Set problem :: Give the data again, word for word.

Supplied records ::

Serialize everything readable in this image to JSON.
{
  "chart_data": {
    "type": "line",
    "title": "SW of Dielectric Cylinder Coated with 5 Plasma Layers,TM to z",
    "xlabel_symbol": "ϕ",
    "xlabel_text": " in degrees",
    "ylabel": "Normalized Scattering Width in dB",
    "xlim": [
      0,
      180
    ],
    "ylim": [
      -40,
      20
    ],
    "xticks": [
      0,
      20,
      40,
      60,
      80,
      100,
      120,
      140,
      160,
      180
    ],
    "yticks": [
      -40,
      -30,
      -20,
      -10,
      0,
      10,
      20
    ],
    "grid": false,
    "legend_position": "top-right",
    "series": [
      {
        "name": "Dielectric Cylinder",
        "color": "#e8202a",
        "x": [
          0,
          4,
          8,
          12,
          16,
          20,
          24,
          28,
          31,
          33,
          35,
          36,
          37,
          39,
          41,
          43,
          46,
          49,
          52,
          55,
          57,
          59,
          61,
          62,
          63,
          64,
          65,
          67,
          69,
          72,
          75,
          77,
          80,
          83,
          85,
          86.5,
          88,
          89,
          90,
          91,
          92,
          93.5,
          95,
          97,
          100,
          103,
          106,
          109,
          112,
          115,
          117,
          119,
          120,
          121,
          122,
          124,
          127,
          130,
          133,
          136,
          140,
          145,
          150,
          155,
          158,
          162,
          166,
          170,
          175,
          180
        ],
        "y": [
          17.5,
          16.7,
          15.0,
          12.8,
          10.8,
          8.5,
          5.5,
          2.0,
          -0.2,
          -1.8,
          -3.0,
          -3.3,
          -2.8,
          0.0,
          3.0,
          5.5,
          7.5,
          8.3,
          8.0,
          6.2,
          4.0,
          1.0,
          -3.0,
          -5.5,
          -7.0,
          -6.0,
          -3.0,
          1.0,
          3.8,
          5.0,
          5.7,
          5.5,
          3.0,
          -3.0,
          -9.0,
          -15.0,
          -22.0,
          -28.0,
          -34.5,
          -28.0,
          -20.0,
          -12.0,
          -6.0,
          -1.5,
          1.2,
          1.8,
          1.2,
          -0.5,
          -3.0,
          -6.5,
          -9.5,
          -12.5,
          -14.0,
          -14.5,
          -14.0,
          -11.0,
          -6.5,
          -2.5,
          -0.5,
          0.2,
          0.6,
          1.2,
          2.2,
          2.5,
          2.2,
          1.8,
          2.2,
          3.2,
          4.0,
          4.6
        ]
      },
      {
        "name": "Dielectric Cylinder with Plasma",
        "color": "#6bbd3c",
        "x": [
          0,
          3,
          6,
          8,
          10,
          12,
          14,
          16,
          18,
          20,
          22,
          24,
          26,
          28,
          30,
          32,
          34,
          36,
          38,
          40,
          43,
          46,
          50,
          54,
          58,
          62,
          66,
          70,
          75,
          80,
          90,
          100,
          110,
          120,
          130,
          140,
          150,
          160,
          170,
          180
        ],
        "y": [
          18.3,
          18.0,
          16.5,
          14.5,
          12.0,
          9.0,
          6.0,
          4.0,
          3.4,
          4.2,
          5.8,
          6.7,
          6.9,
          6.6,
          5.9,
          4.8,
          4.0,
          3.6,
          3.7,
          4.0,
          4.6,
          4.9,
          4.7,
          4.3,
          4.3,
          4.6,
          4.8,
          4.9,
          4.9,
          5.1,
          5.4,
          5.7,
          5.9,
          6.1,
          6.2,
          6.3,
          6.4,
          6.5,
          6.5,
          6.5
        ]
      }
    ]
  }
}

Finished answer ::
Serialize everything readable in this image to JSON.
{
  "chart_data": {
    "type": "line",
    "title": "SW of Dielectric Cylinder Coated with 5 Plasma Layers,TM to z",
    "xlabel_symbol": "ϕ",
    "xlabel_text": " in degrees",
    "ylabel": "Normalized Scattering Width in dB",
    "xlim": [
      0,
      180
    ],
    "ylim": [
      -40,
      20
    ],
    "xticks": [
      0,
      20,
      40,
      60,
      80,
      100,
      120,
      140,
      160,
      180
    ],
    "yticks": [
      -40,
      -30,
      -20,
      -10,
      0,
      10,
      20
    ],
    "grid": false,
    "legend_position": "top-right",
    "series": [
      {
        "name": "Dielectric Cylinder",
        "color": "#e8202a",
        "x": [
          0,
          4,
          8,
          12,
          16,
          20,
          24,
          28,
          31,
          33,
          35,
          36,
          37,
          39,
          41,
          43,
          46,
          49,
          52,
          55,
          57,
          59,
          61,
          62,
          63,
          64,
          65,
          67,
          69,
          72,
          75,
          77,
          80,
          83,
          85,
          86.5,
          88,
          89,
          90,
          91,
          92,
          93.5,
          95,
          97,
          100,
          103,
          106,
          109,
          112,
          115,
          117,
          119,
          120,
          121,
          122,
          124,
          127,
          130,
          133,
          136,
          140,
          145,
          150,
          155,
          158,
          162,
          166,
          170,
          175,
          180
        ],
        "y": [
          17.5,
          16.7,
          15.0,
          12.8,
          10.8,
          8.5,
          5.5,
          2.0,
          -0.2,
          -1.8,
          -3.0,
          -3.3,
          -2.8,
          0.0,
          3.0,
          5.5,
          7.5,
          8.3,
          8.0,
          6.2,
          4.0,
          1.0,
          -3.0,
          -5.5,
          -7.0,
          -6.0,
          -3.0,
          1.0,
          3.8,
          5.0,
          5.7,
          5.5,
          3.0,
          -3.0,
          -9.0,
          -15.0,
          -22.0,
          -28.0,
          -34.5,
          -28.0,
          -20.0,
          -12.0,
          -6.0,
          -1.5,
          1.2,
          1.8,
          1.2,
          -0.5,
          -3.0,
          -6.5,
          -9.5,
          -12.5,
          -14.0,
          -14.5,
          -14.0,
          -11.0,
          -6.5,
          -2.5,
          -0.5,
          0.2,
          0.6,
          1.2,
          2.2,
          2.5,
          2.2,
          1.8,
          2.2,
          3.2,
          4.0,
          4.6
        ]
      },
      {
        "name": "Dielectric Cylinder with Plasma",
        "color": "#6bbd3c",
        "x": [
          0,
          3,
          6,
          8,
          10,
          12,
          14,
          16,
          18,
          20,
          22,
          24,
          26,
          28,
          30,
          32,
          34,
          36,
          38,
          40,
          43,
          46,
          50,
          54,
          58,
          62,
          66,
          70,
          75,
          80,
          90,
          100,
          110,
          120,
          130,
          140,
          150,
          160,
          170,
          180
        ],
        "y": [
          18.3,
          18.0,
          16.5,
          14.5,
          12.0,
          9.0,
          6.0,
          4.0,
          3.4,
          4.2,
          5.8,
          6.7,
          6.9,
          6.6,
          5.9,
          4.8,
          4.0,
          3.6,
          3.7,
          4.0,
          4.6,
          4.9,
          4.7,
          4.3,
          4.3,
          4.6,
          4.8,
          4.9,
          4.9,
          5.1,
          5.4,
          5.7,
          5.9,
          6.1,
          6.2,
          6.3,
          6.4,
          6.5,
          6.5,
          6.5
        ]
      }
    ]
  }
}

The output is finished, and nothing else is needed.